=== Information supplied ===
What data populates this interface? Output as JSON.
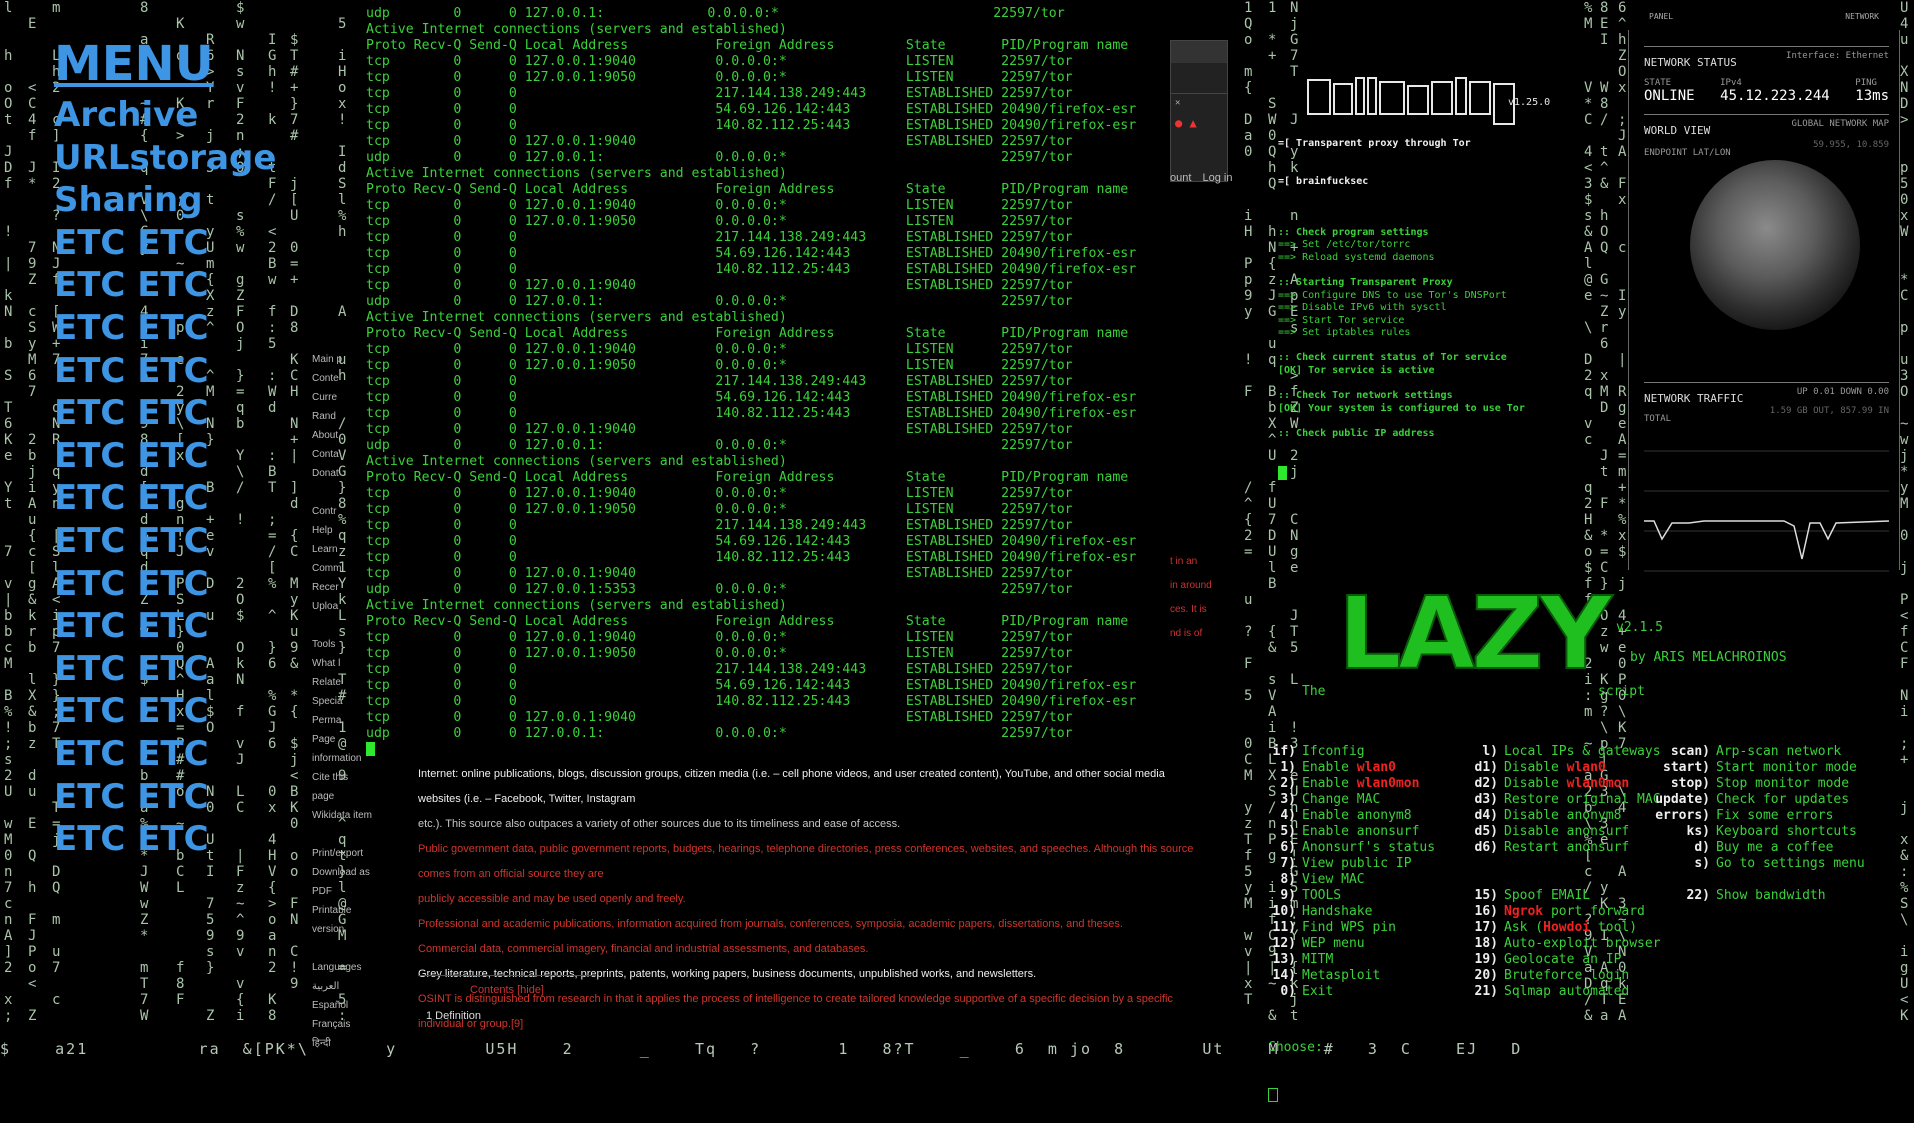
{
  "menu": {
    "title": "MENU",
    "items": [
      "Archive",
      "URLstorage",
      "Sharing"
    ],
    "etc_label": "ETC"
  },
  "netstat": {
    "top_line": "udp        0      0 127.0.0.1:             0.0.0.0:*                           22597/tor",
    "blocks": [
      {
        "title": "Active Internet connections (servers and established)",
        "header": "Proto Recv-Q Send-Q Local Address           Foreign Address         State       PID/Program name",
        "rows": [
          "tcp        0      0 127.0.0.1:9040          0.0.0.0:*               LISTEN      22597/tor",
          "tcp        0      0 127.0.0.1:9050          0.0.0.0:*               LISTEN      22597/tor",
          "tcp        0      0                         217.144.138.249:443     ESTABLISHED 22597/tor",
          "tcp        0      0                         54.69.126.142:443       ESTABLISHED 20490/firefox-esr",
          "tcp        0      0                         140.82.112.25:443       ESTABLISHED 20490/firefox-esr",
          "tcp        0      0 127.0.0.1:9040                                  ESTABLISHED 22597/tor",
          "udp        0      0 127.0.0.1:              0.0.0.0:*                           22597/tor"
        ]
      },
      {
        "title": "Active Internet connections (servers and established)",
        "header": "Proto Recv-Q Send-Q Local Address           Foreign Address         State       PID/Program name",
        "rows": [
          "tcp        0      0 127.0.0.1:9040          0.0.0.0:*               LISTEN      22597/tor",
          "tcp        0      0 127.0.0.1:9050          0.0.0.0:*               LISTEN      22597/tor",
          "tcp        0      0                         217.144.138.249:443     ESTABLISHED 22597/tor",
          "tcp        0      0                         54.69.126.142:443       ESTABLISHED 20490/firefox-esr",
          "tcp        0      0                         140.82.112.25:443       ESTABLISHED 20490/firefox-esr",
          "tcp        0      0 127.0.0.1:9040                                  ESTABLISHED 22597/tor",
          "udp        0      0 127.0.0.1:              0.0.0.0:*                           22597/tor"
        ]
      },
      {
        "title": "Active Internet connections (servers and established)",
        "header": "Proto Recv-Q Send-Q Local Address           Foreign Address         State       PID/Program name",
        "rows": [
          "tcp        0      0 127.0.0.1:9040          0.0.0.0:*               LISTEN      22597/tor",
          "tcp        0      0 127.0.0.1:9050          0.0.0.0:*               LISTEN      22597/tor",
          "tcp        0      0                         217.144.138.249:443     ESTABLISHED 22597/tor",
          "tcp        0      0                         54.69.126.142:443       ESTABLISHED 20490/firefox-esr",
          "tcp        0      0                         140.82.112.25:443       ESTABLISHED 20490/firefox-esr",
          "tcp        0      0 127.0.0.1:9040                                  ESTABLISHED 22597/tor",
          "udp        0      0 127.0.0.1:              0.0.0.0:*                           22597/tor"
        ]
      },
      {
        "title": "Active Internet connections (servers and established)",
        "header": "Proto Recv-Q Send-Q Local Address           Foreign Address         State       PID/Program name",
        "rows": [
          "tcp        0      0 127.0.0.1:9040          0.0.0.0:*               LISTEN      22597/tor",
          "tcp        0      0 127.0.0.1:9050          0.0.0.0:*               LISTEN      22597/tor",
          "tcp        0      0                         217.144.138.249:443     ESTABLISHED 22597/tor",
          "tcp        0      0                         54.69.126.142:443       ESTABLISHED 20490/firefox-esr",
          "tcp        0      0                         140.82.112.25:443       ESTABLISHED 20490/firefox-esr",
          "tcp        0      0 127.0.0.1:9040                                  ESTABLISHED 22597/tor",
          "udp        0      0 127.0.0.1:5353          0.0.0.0:*                           22597/tor"
        ]
      },
      {
        "title": "Active Internet connections (servers and established)",
        "header": "Proto Recv-Q Send-Q Local Address           Foreign Address         State       PID/Program name",
        "rows": [
          "tcp        0      0 127.0.0.1:9040          0.0.0.0:*               LISTEN      22597/tor",
          "tcp        0      0 127.0.0.1:9050          0.0.0.0:*               LISTEN      22597/tor",
          "tcp        0      0                         217.144.138.249:443     ESTABLISHED 22597/tor",
          "tcp        0      0                         54.69.126.142:443       ESTABLISHED 20490/firefox-esr",
          "tcp        0      0                         140.82.112.25:443       ESTABLISHED 20490/firefox-esr",
          "tcp        0      0 127.0.0.1:9040                                  ESTABLISHED 22597/tor",
          "udp        0      0 127.0.0.1:              0.0.0.0:*                           22597/tor"
        ]
      }
    ]
  },
  "wiki": {
    "lines": [
      "Internet: online publications, blogs, discussion groups, citizen media (i.e. – cell phone videos, and user created content), YouTube, and other social media websites (i.e. – Facebook, Twitter, Instagram",
      "etc.). This source also outpaces a variety of other sources due to its timeliness and ease of access.",
      "Public government data, public government reports, budgets, hearings, telephone directories, press conferences, websites, and speeches. Although this source comes from an official source they are",
      "publicly accessible and may be used openly and freely.",
      "Professional and academic publications, information acquired from journals, conferences, symposia, academic papers, dissertations, and theses.",
      "Commercial data, commercial imagery, financial and industrial assessments, and databases.",
      "Grey literature, technical reports, preprints, patents, working papers, business documents, unpublished works, and newsletters.",
      "OSINT is distinguished from research in that it applies the process of intelligence to create tailored knowledge supportive of a specific decision by a specific individual or group.[9]"
    ],
    "toc_title": "Contents [hide]",
    "toc_item": "1 Definition",
    "side_links": [
      "Main p",
      "Conte",
      "Curre",
      "Rand",
      "About",
      "Conta",
      "Donat",
      "",
      "Contr",
      "Help",
      "Learn",
      "Comm",
      "Recer",
      "Uploa",
      "",
      "Tools",
      "What l",
      "Relate",
      "Specia",
      "Perma",
      "Page information",
      "Cite this page",
      "Wikidata item",
      "",
      "Print/export",
      "Download as PDF",
      "Printable version",
      "",
      "Languages",
      "العربية",
      "Español",
      "Français",
      "हिन्दी"
    ]
  },
  "browser": {
    "links": [
      "ount",
      "Log in"
    ],
    "notes": [
      "t in an",
      "in around",
      "ces. It is",
      "",
      "nd is of"
    ]
  },
  "torify": {
    "version": "v1.25.0",
    "tagline1": "=[ Transparent proxy through Tor",
    "tagline2": "=[ brainfucksec",
    "sections": [
      {
        "head": ":: Check program settings",
        "items": [
          "==> Set /etc/tor/torrc",
          "==> Reload systemd daemons"
        ]
      },
      {
        "head": ":: Starting Transparent Proxy",
        "items": [
          "==> Configure DNS to use Tor's DNSPort",
          "==> Disable IPv6 with sysctl",
          "==> Start Tor service",
          "==> Set iptables rules"
        ]
      },
      {
        "head": ":: Check current status of Tor service",
        "items": [
          "[OK] Tor service is active"
        ]
      },
      {
        "head": ":: Check Tor network settings",
        "items": [
          "[OK] Your system is configured to use Tor"
        ]
      },
      {
        "head": ":: Check public IP address",
        "items": []
      }
    ]
  },
  "panel": {
    "top_left": "PANEL",
    "top_right": "NETWORK",
    "status_title": "NETWORK STATUS",
    "interface": "Interface: Ethernet",
    "state_label": "STATE",
    "state_value": "ONLINE",
    "ip_label": "IPv4",
    "ip_value": "45.12.223.244",
    "ping_label": "PING",
    "ping_value": "13ms",
    "world_title": "WORLD VIEW",
    "world_sub": "GLOBAL NETWORK MAP",
    "endpoint_label": "ENDPOINT LAT/LON",
    "endpoint_value": "59.955, 10.859",
    "traffic_title": "NETWORK TRAFFIC",
    "traffic_updown": "UP 0.01 DOWN 0.00",
    "traffic_total": "TOTAL",
    "traffic_total_value": "1.59 GB OUT, 857.99 IN"
  },
  "lazy": {
    "logo": "LAZY",
    "version": "v2.1.5",
    "by": "by ARIS MELACHROINOS",
    "the": "The",
    "script": "script",
    "col1": [
      [
        "if)",
        "Ifconfig"
      ],
      [
        "1)",
        "Enable wlan0"
      ],
      [
        "2)",
        "Enable wlan0mon"
      ],
      [
        "3)",
        "Change MAC"
      ],
      [
        "4)",
        "Enable anonym8"
      ],
      [
        "5)",
        "Enable anonsurf"
      ],
      [
        "6)",
        "Anonsurf's status"
      ],
      [
        "7)",
        "View public IP"
      ],
      [
        "8)",
        "View MAC"
      ],
      [
        "9)",
        "TOOLS"
      ],
      [
        "10)",
        "Handshake"
      ],
      [
        "11)",
        "Find WPS pin"
      ],
      [
        "12)",
        "WEP menu"
      ],
      [
        "13)",
        "MITM"
      ],
      [
        "14)",
        "Metasploit"
      ],
      [
        "0)",
        "Exit"
      ]
    ],
    "col2": [
      [
        "l)",
        "Local IPs & gateways"
      ],
      [
        "d1)",
        "Disable wlan0"
      ],
      [
        "d2)",
        "Disable wlan0mon"
      ],
      [
        "d3)",
        "Restore original MAC"
      ],
      [
        "d4)",
        "Disable anonym8"
      ],
      [
        "d5)",
        "Disable anonsurf"
      ],
      [
        "d6)",
        "Restart anonsurf"
      ],
      [
        "",
        ""
      ],
      [
        "",
        ""
      ],
      [
        "15)",
        "Spoof EMAIL"
      ],
      [
        "16)",
        "Ngrok port forward"
      ],
      [
        "17)",
        "Ask (Howdoi tool)"
      ],
      [
        "18)",
        "Auto-exploit browser"
      ],
      [
        "19)",
        "Geolocate an IP"
      ],
      [
        "20)",
        "Bruteforce login"
      ],
      [
        "21)",
        "Sqlmap automated"
      ]
    ],
    "col3": [
      [
        "scan)",
        "Arp-scan network"
      ],
      [
        "start)",
        "Start monitor mode"
      ],
      [
        "stop)",
        "Stop monitor mode"
      ],
      [
        "update)",
        "Check for updates"
      ],
      [
        "errors)",
        "Fix some errors"
      ],
      [
        "ks)",
        "Keyboard shortcuts"
      ],
      [
        "d)",
        "Buy me a coffee"
      ],
      [
        "s)",
        "Go to settings menu"
      ],
      [
        "",
        ""
      ],
      [
        "22)",
        "Show bandwidth"
      ]
    ],
    "prompt": "Choose:"
  },
  "bottom_glyphs": "$    a21          ra  &[PK*\\       y        U5H    2      _    Tq   ?       1   8?T    _    6  m jo  8       Ut    M    #   3  C    EJ   D",
  "colors": {
    "accent_blue": "#3d95e4",
    "term_green": "#3ad13a",
    "alert_red": "#e22222"
  }
}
===
▸ Exercise objective
Pick out lines containing the word "Transparent", each one as written.

▸ Correct output
    "tagline1": "=[ Transparent proxy through Tor",
        "head": ":: Starting Transparent Proxy",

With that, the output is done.